──────── RECORDS SUPPLIED
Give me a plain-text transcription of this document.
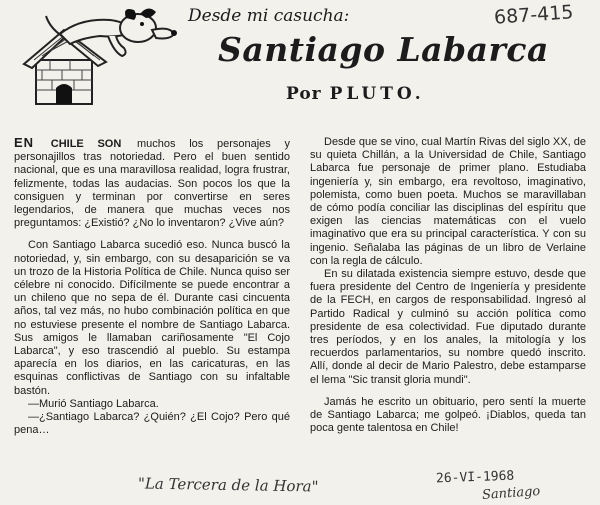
Desde mi casucha:
Santiago Labarca
Por PLUTO.
687-415

EN CHILE SON muchos los personajes y personajillos tras notoriedad. Pero el buen sentido nacional, que es una maravillosa realidad, logra frustrar, felizmente, todas las audacias. Son pocos los que la consiguen y terminan por convertirse en seres legendarios, de manera que muchas veces nos preguntamos: ¿Existió? ¿No lo inventaron? ¿Vive aún?

Con Santiago Labarca sucedió eso. Nunca buscó la notoriedad, y, sin embargo, con su desaparición se va un trozo de la Historia Política de Chile. Nunca quiso ser célebre ni conocido. Difícilmente se puede encontrar a un chileno que no sepa de él. Durante casi cincuenta años, tal vez más, no hubo combinación política en que no estuviese presente el nombre de Santiago Labarca. Sus amigos le llamaban cariñosamente "El Cojo Labarca", y eso trascendió al pueblo. Su estampa aparecía en los diarios, en las caricaturas, en las esquinas conflictivas de Santiago con su infaltable bastón.

—Murió Santiago Labarca.

—¿Santiago Labarca? ¿Quién? ¿El Cojo? Pero qué pena…

Desde que se vino, cual Martín Rivas del siglo XX, de su quieta Chillán, a la Universidad de Chile, Santiago Labarca fue personaje de primer plano. Estudiaba ingeniería y, sin embargo, era revoltoso, imaginativo, polemista, como buen poeta. Muchos se maravillaban de cómo podía conciliar las disciplinas del espíritu que exigen las ciencias matemáticas con el vuelo imaginativo que era su principal característica. Y con su ingenio. Señalaba las páginas de un libro de Verlaine con la regla de cálculo.

En su dilatada existencia siempre estuvo, desde que fuera presidente del Centro de Ingeniería y presidente de la FECH, en cargos de responsabilidad. Ingresó al Partido Radical y culminó su acción política como presidente de esa colectividad. Fue diputado durante tres períodos, y en los anales, la mitología y los recuerdos parlamentarios, su nombre quedó inscrito. Allí, donde al decir de Mario Palestro, debe estamparse el lema "Sic transit gloria mundi".

Jamás he escrito un obituario, pero sentí la muerte de Santiago Labarca; me golpeó. ¡Diablos, queda tan poca gente talentosa en Chile!

"La Tercera de la Hora"	26-VI-1968
Santiago
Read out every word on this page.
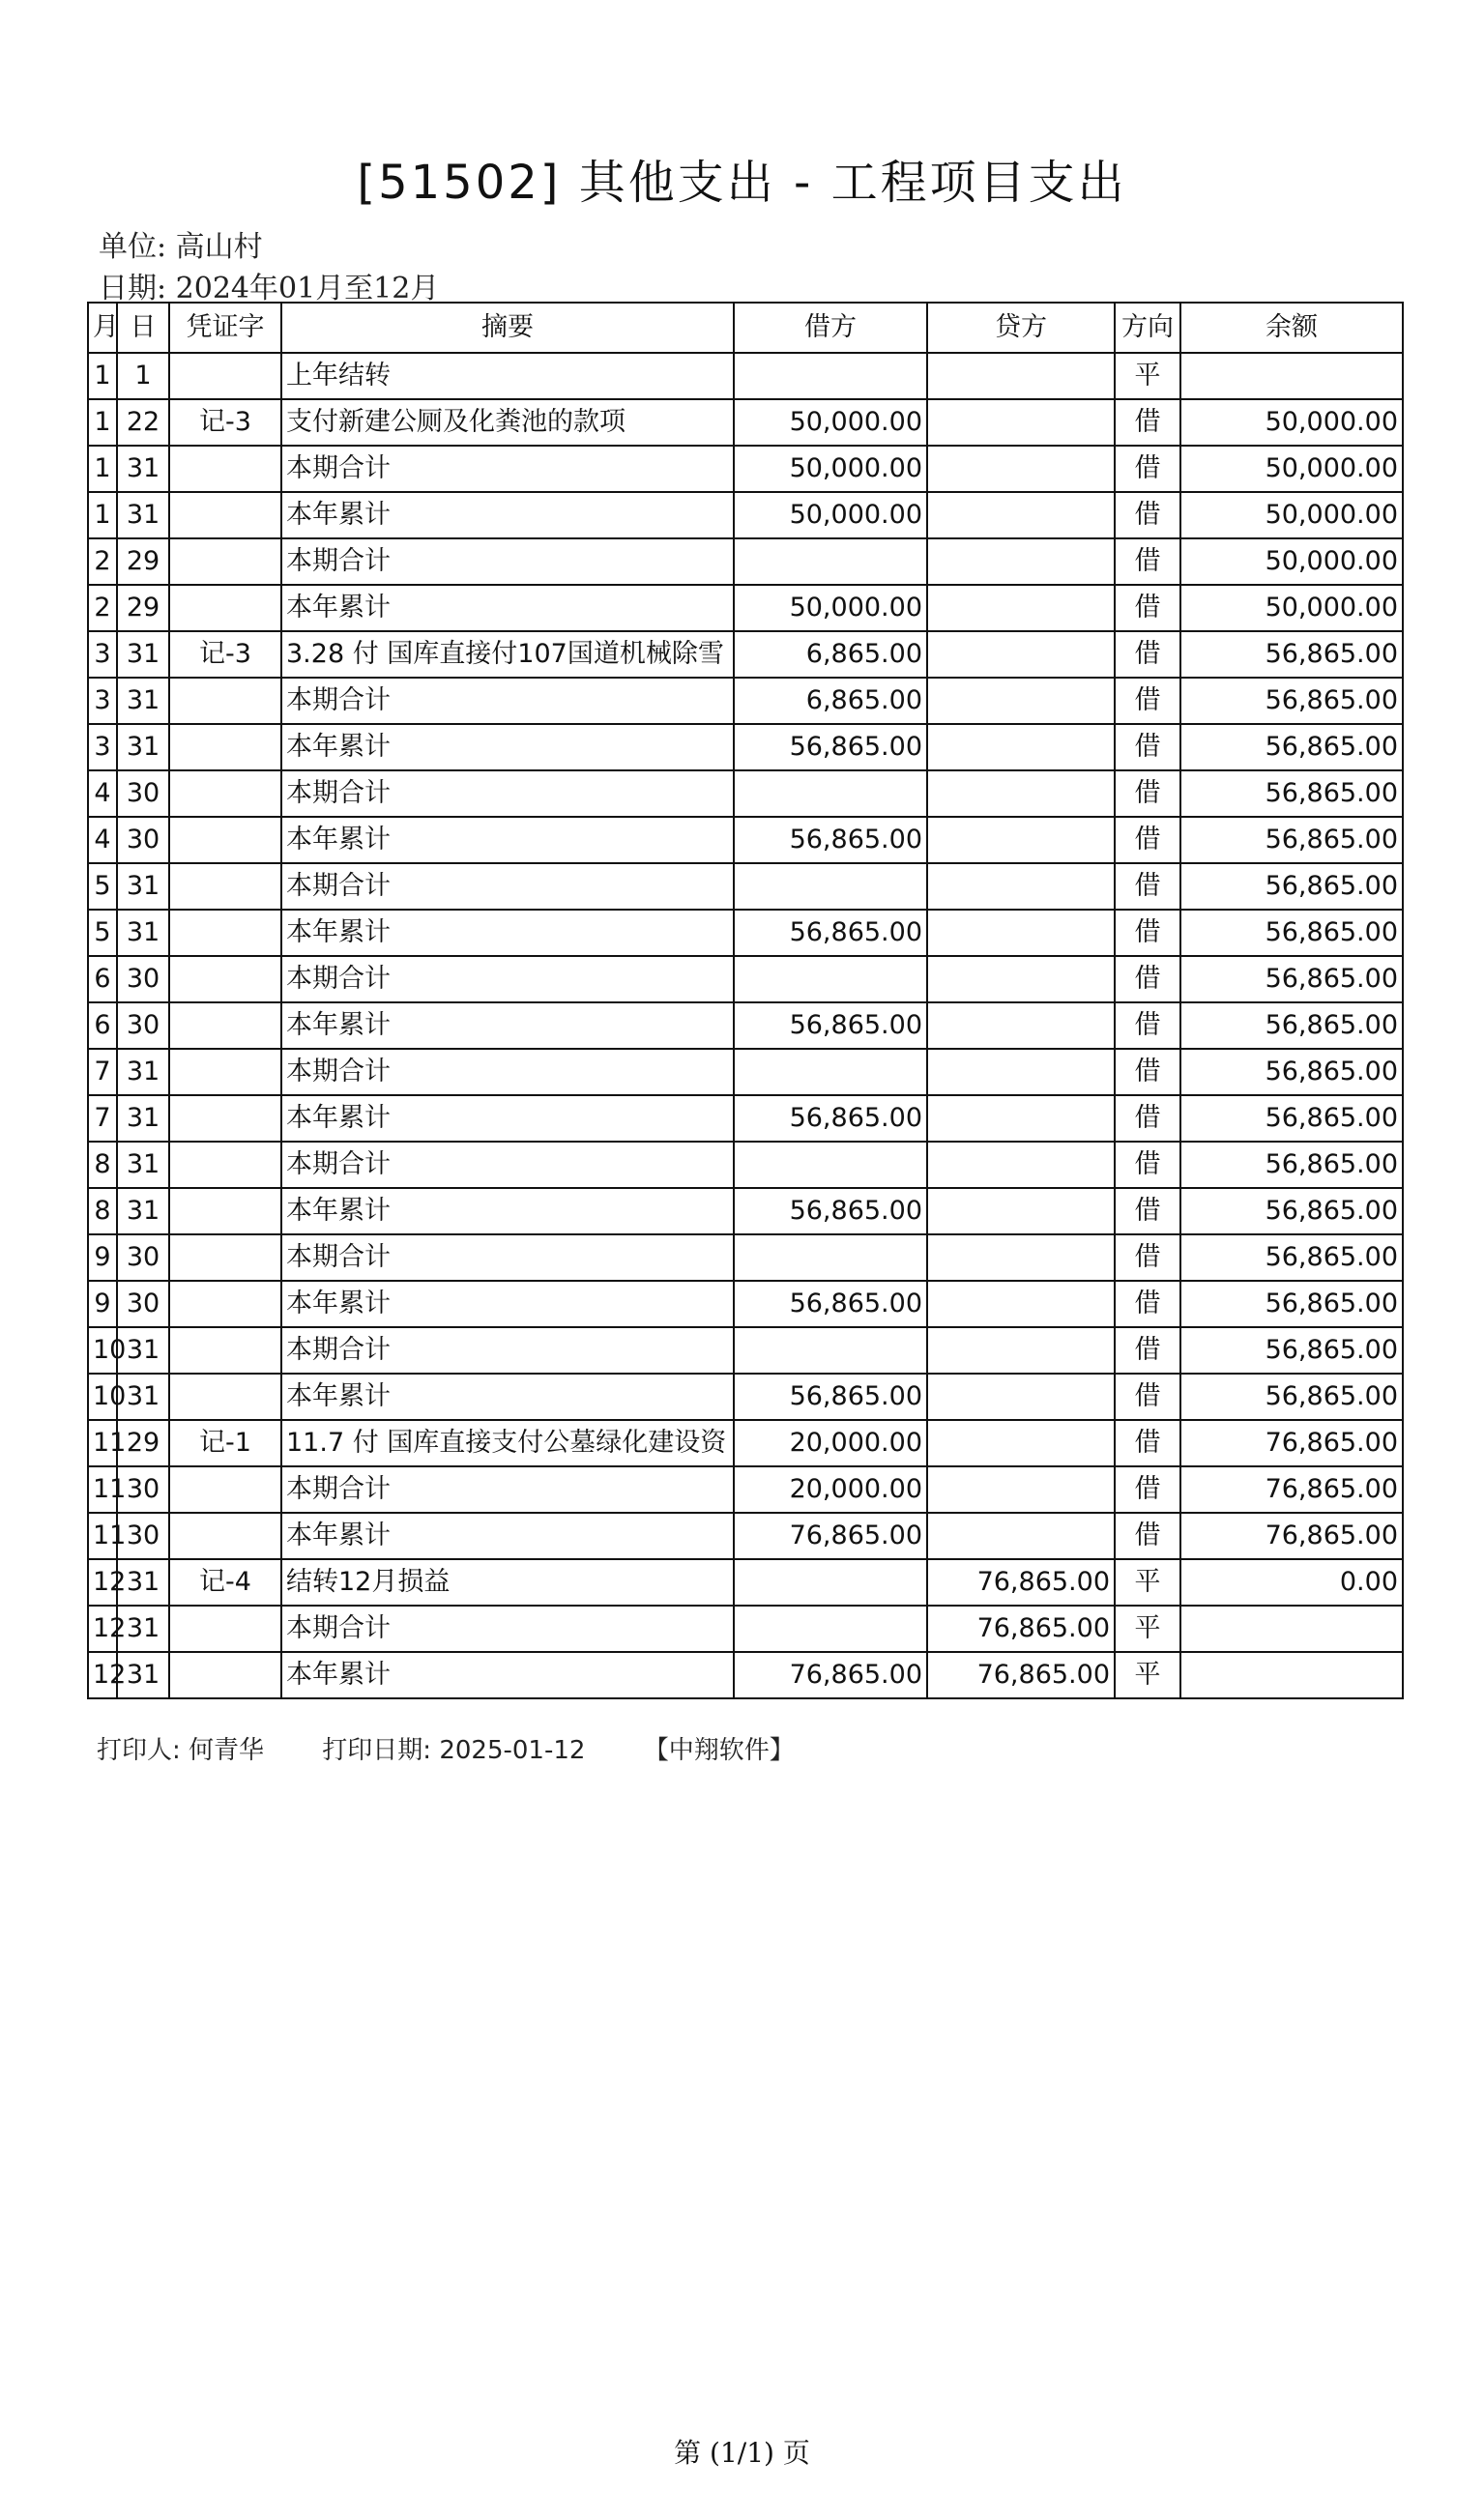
[51502] 其他支出 - 工程项目支出
单位: 高山村
日期: 2024年01月至12月
月	日	凭证字	摘要	借方	贷方	方向	余额
1	1		上年结转			平	
1	22	记-3	支付新建公厕及化粪池的款项	50,000.00		借	50,000.00
1	31		本期合计	50,000.00		借	50,000.00
1	31		本年累计	50,000.00		借	50,000.00
2	29		本期合计			借	50,000.00
2	29		本年累计	50,000.00		借	50,000.00
3	31	记-3	3.28 付 国库直接付107国道机械除雪	6,865.00		借	56,865.00
3	31		本期合计	6,865.00		借	56,865.00
3	31		本年累计	56,865.00		借	56,865.00
4	30		本期合计			借	56,865.00
4	30		本年累计	56,865.00		借	56,865.00
5	31		本期合计			借	56,865.00
5	31		本年累计	56,865.00		借	56,865.00
6	30		本期合计			借	56,865.00
6	30		本年累计	56,865.00		借	56,865.00
7	31		本期合计			借	56,865.00
7	31		本年累计	56,865.00		借	56,865.00
8	31		本期合计			借	56,865.00
8	31		本年累计	56,865.00		借	56,865.00
9	30		本期合计			借	56,865.00
9	30		本年累计	56,865.00		借	56,865.00
10	31		本期合计			借	56,865.00
10	31		本年累计	56,865.00		借	56,865.00
11	29	记-1	11.7 付 国库直接支付公墓绿化建设资	20,000.00		借	76,865.00
11	30		本期合计	20,000.00		借	76,865.00
11	30		本年累计	76,865.00		借	76,865.00
12	31	记-4	结转12月损益		76,865.00	平	0.00
12	31		本期合计		76,865.00	平	
12	31		本年累计	76,865.00	76,865.00	平	
打印人: 何青华 打印日期: 2025-01-12 【中翔软件】
第 (1/1) 页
────────────────
— DIRECTIONS FOR THIS TASK —
Leave the images out and output the remaining material exactly as it stands.

— OUTPUT FOR THIS EXERCISE —
Give me a plain-text transcription of this document.
Desde mi casucha:
Santiago Labarca
Por PLUTO.
687-415

EN CHILE SON muchos los personajes y personajillos tras notoriedad. Pero el buen sentido nacional, que es una maravillosa realidad, logra frustrar, felizmente, todas las audacias. Son pocos los que la consiguen y terminan por convertirse en seres legendarios, de manera que muchas veces nos preguntamos: ¿Existió? ¿No lo inventaron? ¿Vive aún?

Con Santiago Labarca sucedió eso. Nunca buscó la notoriedad, y, sin embargo, con su desaparición se va un trozo de la Historia Política de Chile. Nunca quiso ser célebre ni conocido. Difícilmente se puede encontrar a un chileno que no sepa de él. Durante casi cincuenta años, tal vez más, no hubo combinación política en que no estuviese presente el nombre de Santiago Labarca. Sus amigos le llamaban cariñosamente "El Cojo Labarca", y eso trascendió al pueblo. Su estampa aparecía en los diarios, en las caricaturas, en las esquinas conflictivas de Santiago con su infaltable bastón.

—Murió Santiago Labarca.

—¿Santiago Labarca? ¿Quién? ¿El Cojo? Pero qué pena…

Desde que se vino, cual Martín Rivas del siglo XX, de su quieta Chillán, a la Universidad de Chile, Santiago Labarca fue personaje de primer plano. Estudiaba ingeniería y, sin embargo, era revoltoso, imaginativo, polemista, como buen poeta. Muchos se maravillaban de cómo podía conciliar las disciplinas del espíritu que exigen las ciencias matemáticas con el vuelo imaginativo que era su principal característica. Y con su ingenio. Señalaba las páginas de un libro de Verlaine con la regla de cálculo.

En su dilatada existencia siempre estuvo, desde que fuera presidente del Centro de Ingeniería y presidente de la FECH, en cargos de responsabilidad. Ingresó al Partido Radical y culminó su acción política como presidente de esa colectividad. Fue diputado durante tres períodos, y en los anales, la mitología y los recuerdos parlamentarios, su nombre quedó inscrito. Allí, donde al decir de Mario Palestro, debe estamparse el lema "Sic transit gloria mundi".

Jamás he escrito un obituario, pero sentí la muerte de Santiago Labarca; me golpeó. ¡Diablos, queda tan poca gente talentosa en Chile!

"La Tercera de la Hora"	26-VI-1968
Santiago
Read out every word on this page.
[51502] 其他支出 - 工程项目支出
单位: 高山村
日期: 2024年01月至12月
月	日	凭证字	摘要	借方	贷方	方向	余额
1	1		上年结转			平	
1	22	记-3	支付新建公厕及化粪池的款项	50,000.00		借	50,000.00
1	31		本期合计	50,000.00		借	50,000.00
1	31		本年累计	50,000.00		借	50,000.00
2	29		本期合计			借	50,000.00
2	29		本年累计	50,000.00		借	50,000.00
3	31	记-3	3.28 付 国库直接付107国道机械除雪	6,865.00		借	56,865.00
3	31		本期合计	6,865.00		借	56,865.00
3	31		本年累计	56,865.00		借	56,865.00
4	30		本期合计			借	56,865.00
4	30		本年累计	56,865.00		借	56,865.00
5	31		本期合计			借	56,865.00
5	31		本年累计	56,865.00		借	56,865.00
6	30		本期合计			借	56,865.00
6	30		本年累计	56,865.00		借	56,865.00
7	31		本期合计			借	56,865.00
7	31		本年累计	56,865.00		借	56,865.00
8	31		本期合计			借	56,865.00
8	31		本年累计	56,865.00		借	56,865.00
9	30		本期合计			借	56,865.00
9	30		本年累计	56,865.00		借	56,865.00
10	31		本期合计			借	56,865.00
10	31		本年累计	56,865.00		借	56,865.00
11	29	记-1	11.7 付 国库直接支付公墓绿化建设资	20,000.00		借	76,865.00
11	30		本期合计	20,000.00		借	76,865.00
11	30		本年累计	76,865.00		借	76,865.00
12	31	记-4	结转12月损益		76,865.00	平	0.00
12	31		本期合计		76,865.00	平	
12	31		本年累计	76,865.00	76,865.00	平	
打印人: 何青华 打印日期: 2025-01-12 【中翔软件】
第 (1/1) 页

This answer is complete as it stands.